MATERIALS PROVIDED →
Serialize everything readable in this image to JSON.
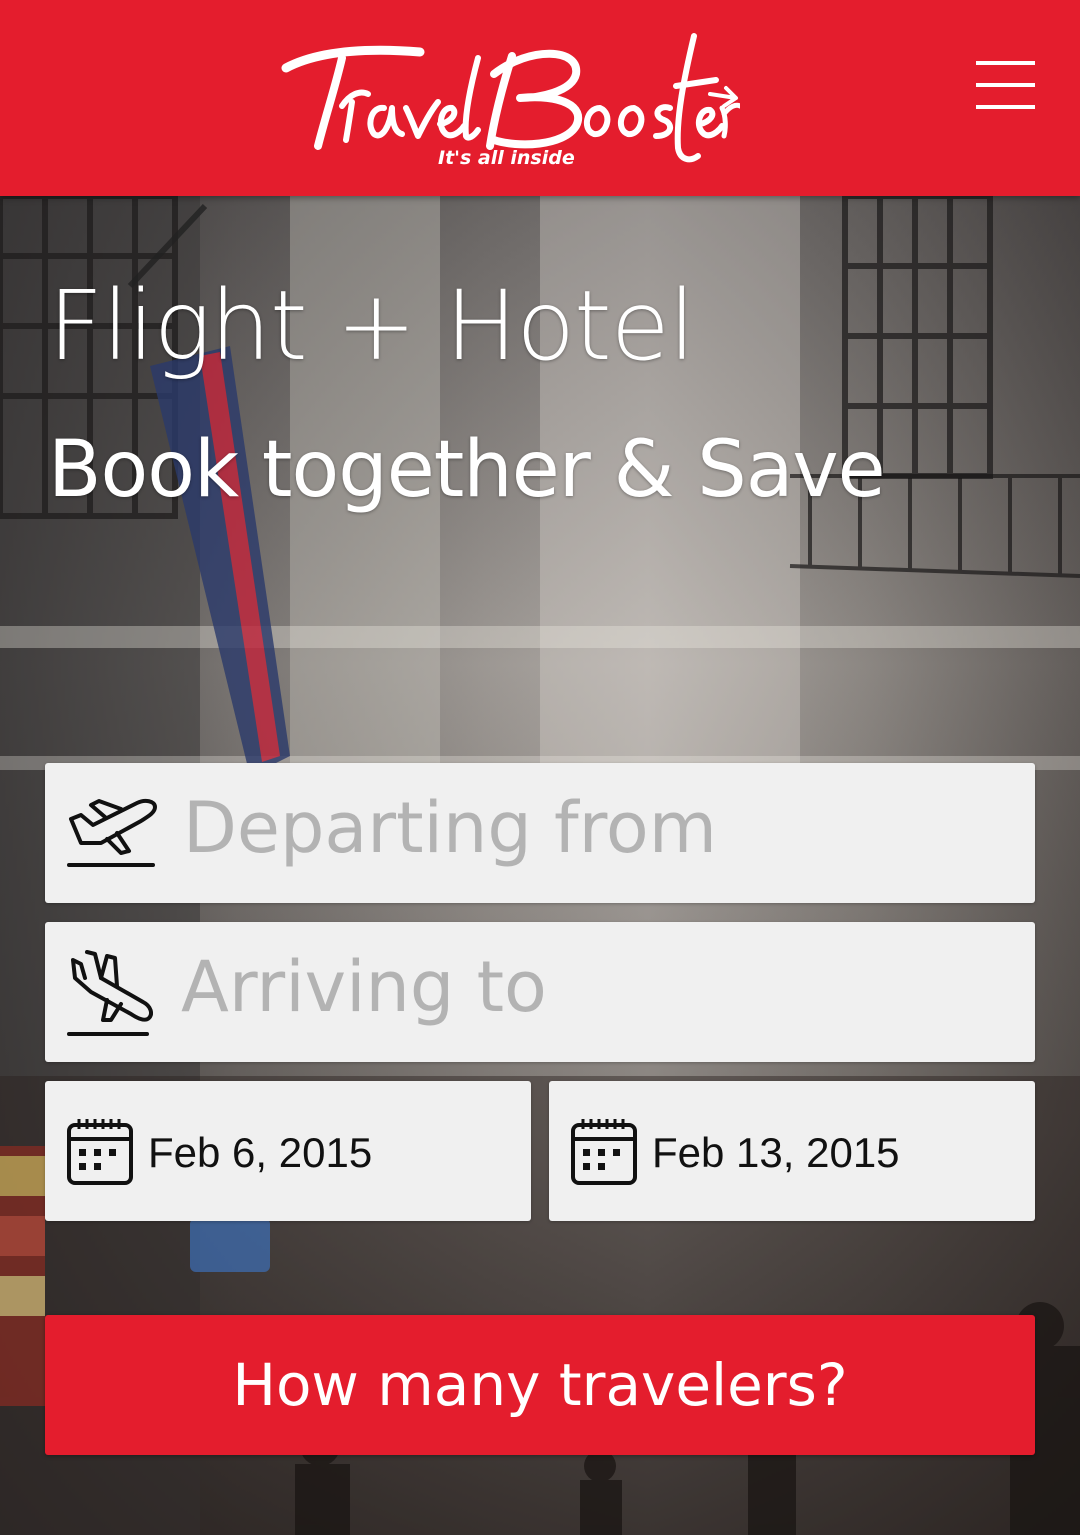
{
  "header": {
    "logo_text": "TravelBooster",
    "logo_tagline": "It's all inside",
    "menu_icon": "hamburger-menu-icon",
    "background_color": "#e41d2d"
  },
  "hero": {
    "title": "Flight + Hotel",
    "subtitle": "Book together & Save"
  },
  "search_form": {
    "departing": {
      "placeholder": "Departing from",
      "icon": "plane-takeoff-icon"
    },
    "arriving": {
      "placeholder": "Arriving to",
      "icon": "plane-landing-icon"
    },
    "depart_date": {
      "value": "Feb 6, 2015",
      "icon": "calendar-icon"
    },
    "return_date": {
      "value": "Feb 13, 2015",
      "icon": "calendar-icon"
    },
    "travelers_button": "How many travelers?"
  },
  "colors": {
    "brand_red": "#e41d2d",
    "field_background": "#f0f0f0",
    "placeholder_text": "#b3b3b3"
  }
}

WHAT THE TASK ASKS →
Give the count of lines in the listing that hold the word "icon", with no other text.

RESULT OF THIS EXERCISE →
5